» **WHAT YOU ARE ASKED TO DO**:
Write each line out exactly, leaving none out.

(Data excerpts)

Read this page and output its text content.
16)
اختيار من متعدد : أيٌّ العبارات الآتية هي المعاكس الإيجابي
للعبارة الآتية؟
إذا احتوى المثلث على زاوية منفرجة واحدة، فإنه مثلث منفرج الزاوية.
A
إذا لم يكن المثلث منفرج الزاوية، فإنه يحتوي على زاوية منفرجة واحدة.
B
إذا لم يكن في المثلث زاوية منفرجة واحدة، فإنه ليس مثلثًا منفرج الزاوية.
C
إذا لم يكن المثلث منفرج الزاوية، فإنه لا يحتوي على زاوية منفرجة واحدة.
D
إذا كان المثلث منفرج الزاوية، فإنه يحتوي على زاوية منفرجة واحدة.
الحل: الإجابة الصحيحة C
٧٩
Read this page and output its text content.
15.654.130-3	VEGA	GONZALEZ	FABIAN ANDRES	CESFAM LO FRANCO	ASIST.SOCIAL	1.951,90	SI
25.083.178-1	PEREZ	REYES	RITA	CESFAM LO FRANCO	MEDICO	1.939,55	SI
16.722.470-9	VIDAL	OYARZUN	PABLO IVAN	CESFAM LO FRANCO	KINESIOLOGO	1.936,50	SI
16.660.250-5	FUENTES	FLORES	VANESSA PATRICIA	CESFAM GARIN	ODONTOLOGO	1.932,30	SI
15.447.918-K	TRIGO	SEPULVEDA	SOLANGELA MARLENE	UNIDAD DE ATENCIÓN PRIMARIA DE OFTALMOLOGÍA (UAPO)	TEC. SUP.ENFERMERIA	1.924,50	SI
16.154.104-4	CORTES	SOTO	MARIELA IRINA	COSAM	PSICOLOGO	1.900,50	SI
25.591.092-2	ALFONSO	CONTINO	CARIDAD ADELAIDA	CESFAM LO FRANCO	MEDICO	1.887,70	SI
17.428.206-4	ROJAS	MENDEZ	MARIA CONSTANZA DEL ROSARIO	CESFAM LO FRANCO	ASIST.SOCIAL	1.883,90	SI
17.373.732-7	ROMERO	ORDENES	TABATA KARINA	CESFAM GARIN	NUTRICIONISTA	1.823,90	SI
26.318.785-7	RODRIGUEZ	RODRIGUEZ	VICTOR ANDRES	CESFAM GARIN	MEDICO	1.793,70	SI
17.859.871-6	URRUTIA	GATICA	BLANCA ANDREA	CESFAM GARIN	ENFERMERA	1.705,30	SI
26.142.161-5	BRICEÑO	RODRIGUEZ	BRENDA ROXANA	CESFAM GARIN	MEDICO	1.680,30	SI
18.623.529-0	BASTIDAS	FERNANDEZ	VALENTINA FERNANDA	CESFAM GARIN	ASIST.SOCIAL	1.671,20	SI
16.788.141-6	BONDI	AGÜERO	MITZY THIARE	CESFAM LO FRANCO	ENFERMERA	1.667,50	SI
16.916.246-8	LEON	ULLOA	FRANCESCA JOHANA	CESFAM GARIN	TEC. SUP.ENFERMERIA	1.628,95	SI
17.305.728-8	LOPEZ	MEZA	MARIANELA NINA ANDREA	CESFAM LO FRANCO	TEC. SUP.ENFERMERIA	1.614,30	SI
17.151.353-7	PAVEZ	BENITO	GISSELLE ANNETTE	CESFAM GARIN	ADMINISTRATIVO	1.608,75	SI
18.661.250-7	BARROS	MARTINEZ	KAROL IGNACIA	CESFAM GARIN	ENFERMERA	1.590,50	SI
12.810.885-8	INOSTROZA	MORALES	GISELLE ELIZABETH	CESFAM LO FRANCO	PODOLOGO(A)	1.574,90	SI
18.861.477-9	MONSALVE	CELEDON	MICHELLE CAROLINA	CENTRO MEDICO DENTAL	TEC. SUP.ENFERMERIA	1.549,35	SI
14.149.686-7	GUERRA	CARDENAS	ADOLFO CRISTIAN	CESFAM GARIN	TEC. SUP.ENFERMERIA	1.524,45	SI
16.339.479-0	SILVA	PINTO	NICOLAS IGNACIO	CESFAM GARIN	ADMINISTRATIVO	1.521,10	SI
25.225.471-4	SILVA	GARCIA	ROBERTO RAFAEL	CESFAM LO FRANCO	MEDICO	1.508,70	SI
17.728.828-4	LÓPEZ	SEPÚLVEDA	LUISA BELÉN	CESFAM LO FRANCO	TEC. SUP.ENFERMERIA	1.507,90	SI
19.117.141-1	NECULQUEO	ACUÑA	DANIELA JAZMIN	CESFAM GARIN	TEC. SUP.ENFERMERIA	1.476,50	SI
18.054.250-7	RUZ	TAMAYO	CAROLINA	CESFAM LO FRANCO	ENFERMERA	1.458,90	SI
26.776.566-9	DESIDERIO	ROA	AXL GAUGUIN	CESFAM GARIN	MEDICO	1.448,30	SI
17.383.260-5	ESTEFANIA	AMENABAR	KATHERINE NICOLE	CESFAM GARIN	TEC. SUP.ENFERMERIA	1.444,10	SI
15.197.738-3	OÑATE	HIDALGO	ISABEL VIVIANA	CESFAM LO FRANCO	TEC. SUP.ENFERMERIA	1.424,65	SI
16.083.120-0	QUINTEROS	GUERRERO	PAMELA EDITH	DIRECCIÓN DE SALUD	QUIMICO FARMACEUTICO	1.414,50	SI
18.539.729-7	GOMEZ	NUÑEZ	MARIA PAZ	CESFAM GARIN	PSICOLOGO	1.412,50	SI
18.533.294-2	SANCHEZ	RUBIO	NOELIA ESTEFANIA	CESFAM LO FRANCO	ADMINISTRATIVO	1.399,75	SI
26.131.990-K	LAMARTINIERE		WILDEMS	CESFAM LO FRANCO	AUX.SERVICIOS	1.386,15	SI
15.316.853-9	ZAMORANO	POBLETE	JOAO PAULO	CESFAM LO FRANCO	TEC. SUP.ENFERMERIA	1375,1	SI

» **SOLUTION**:
Read this page and output its text content.
16)
اختيار من متعدد : أيٌّ العبارات الآتية هي المعاكس الإيجابي
للعبارة الآتية؟
إذا احتوى المثلث على زاوية منفرجة واحدة، فإنه مثلث منفرج الزاوية.
A
إذا لم يكن المثلث منفرج الزاوية، فإنه يحتوي على زاوية منفرجة واحدة.
B
إذا لم يكن في المثلث زاوية منفرجة واحدة، فإنه ليس مثلثًا منفرج الزاوية.
C
إذا لم يكن المثلث منفرج الزاوية، فإنه لا يحتوي على زاوية منفرجة واحدة.
D
إذا كان المثلث منفرج الزاوية، فإنه يحتوي على زاوية منفرجة واحدة.
الحل: الإجابة الصحيحة C
٧٩
Read this page and output its text content.
15.654.130-3	VEGA	GONZALEZ	FABIAN ANDRES	CESFAM LO FRANCO	ASIST.SOCIAL	1.951,90	SI
25.083.178-1	PEREZ	REYES	RITA	CESFAM LO FRANCO	MEDICO	1.939,55	SI
16.722.470-9	VIDAL	OYARZUN	PABLO IVAN	CESFAM LO FRANCO	KINESIOLOGO	1.936,50	SI
16.660.250-5	FUENTES	FLORES	VANESSA PATRICIA	CESFAM GARIN	ODONTOLOGO	1.932,30	SI
15.447.918-K	TRIGO	SEPULVEDA	SOLANGELA MARLENE	UNIDAD DE ATENCIÓN PRIMARIA DE OFTALMOLOGÍA (UAPO)	TEC. SUP.ENFERMERIA	1.924,50	SI
16.154.104-4	CORTES	SOTO	MARIELA IRINA	COSAM	PSICOLOGO	1.900,50	SI
25.591.092-2	ALFONSO	CONTINO	CARIDAD ADELAIDA	CESFAM LO FRANCO	MEDICO	1.887,70	SI
17.428.206-4	ROJAS	MENDEZ	MARIA CONSTANZA DEL ROSARIO	CESFAM LO FRANCO	ASIST.SOCIAL	1.883,90	SI
17.373.732-7	ROMERO	ORDENES	TABATA KARINA	CESFAM GARIN	NUTRICIONISTA	1.823,90	SI
26.318.785-7	RODRIGUEZ	RODRIGUEZ	VICTOR ANDRES	CESFAM GARIN	MEDICO	1.793,70	SI
17.859.871-6	URRUTIA	GATICA	BLANCA ANDREA	CESFAM GARIN	ENFERMERA	1.705,30	SI
26.142.161-5	BRICEÑO	RODRIGUEZ	BRENDA ROXANA	CESFAM GARIN	MEDICO	1.680,30	SI
18.623.529-0	BASTIDAS	FERNANDEZ	VALENTINA FERNANDA	CESFAM GARIN	ASIST.SOCIAL	1.671,20	SI
16.788.141-6	BONDI	AGÜERO	MITZY THIARE	CESFAM LO FRANCO	ENFERMERA	1.667,50	SI
16.916.246-8	LEON	ULLOA	FRANCESCA JOHANA	CESFAM GARIN	TEC. SUP.ENFERMERIA	1.628,95	SI
17.305.728-8	LOPEZ	MEZA	MARIANELA NINA ANDREA	CESFAM LO FRANCO	TEC. SUP.ENFERMERIA	1.614,30	SI
17.151.353-7	PAVEZ	BENITO	GISSELLE ANNETTE	CESFAM GARIN	ADMINISTRATIVO	1.608,75	SI
18.661.250-7	BARROS	MARTINEZ	KAROL IGNACIA	CESFAM GARIN	ENFERMERA	1.590,50	SI
12.810.885-8	INOSTROZA	MORALES	GISELLE ELIZABETH	CESFAM LO FRANCO	PODOLOGO(A)	1.574,90	SI
18.861.477-9	MONSALVE	CELEDON	MICHELLE CAROLINA	CENTRO MEDICO DENTAL	TEC. SUP.ENFERMERIA	1.549,35	SI
14.149.686-7	GUERRA	CARDENAS	ADOLFO CRISTIAN	CESFAM GARIN	TEC. SUP.ENFERMERIA	1.524,45	SI
16.339.479-0	SILVA	PINTO	NICOLAS IGNACIO	CESFAM GARIN	ADMINISTRATIVO	1.521,10	SI
25.225.471-4	SILVA	GARCIA	ROBERTO RAFAEL	CESFAM LO FRANCO	MEDICO	1.508,70	SI
17.728.828-4	LÓPEZ	SEPÚLVEDA	LUISA BELÉN	CESFAM LO FRANCO	TEC. SUP.ENFERMERIA	1.507,90	SI
19.117.141-1	NECULQUEO	ACUÑA	DANIELA JAZMIN	CESFAM GARIN	TEC. SUP.ENFERMERIA	1.476,50	SI
18.054.250-7	RUZ	TAMAYO	CAROLINA	CESFAM LO FRANCO	ENFERMERA	1.458,90	SI
26.776.566-9	DESIDERIO	ROA	AXL GAUGUIN	CESFAM GARIN	MEDICO	1.448,30	SI
17.383.260-5	ESTEFANIA	AMENABAR	KATHERINE NICOLE	CESFAM GARIN	TEC. SUP.ENFERMERIA	1.444,10	SI
15.197.738-3	OÑATE	HIDALGO	ISABEL VIVIANA	CESFAM LO FRANCO	TEC. SUP.ENFERMERIA	1.424,65	SI
16.083.120-0	QUINTEROS	GUERRERO	PAMELA EDITH	DIRECCIÓN DE SALUD	QUIMICO FARMACEUTICO	1.414,50	SI
18.539.729-7	GOMEZ	NUÑEZ	MARIA PAZ	CESFAM GARIN	PSICOLOGO	1.412,50	SI
18.533.294-2	SANCHEZ	RUBIO	NOELIA ESTEFANIA	CESFAM LO FRANCO	ADMINISTRATIVO	1.399,75	SI
26.131.990-K	LAMARTINIERE		WILDEMS	CESFAM LO FRANCO	AUX.SERVICIOS	1.386,15	SI
15.316.853-9	ZAMORANO	POBLETE	JOAO PAULO	CESFAM LO FRANCO	TEC. SUP.ENFERMERIA	1375,1	SI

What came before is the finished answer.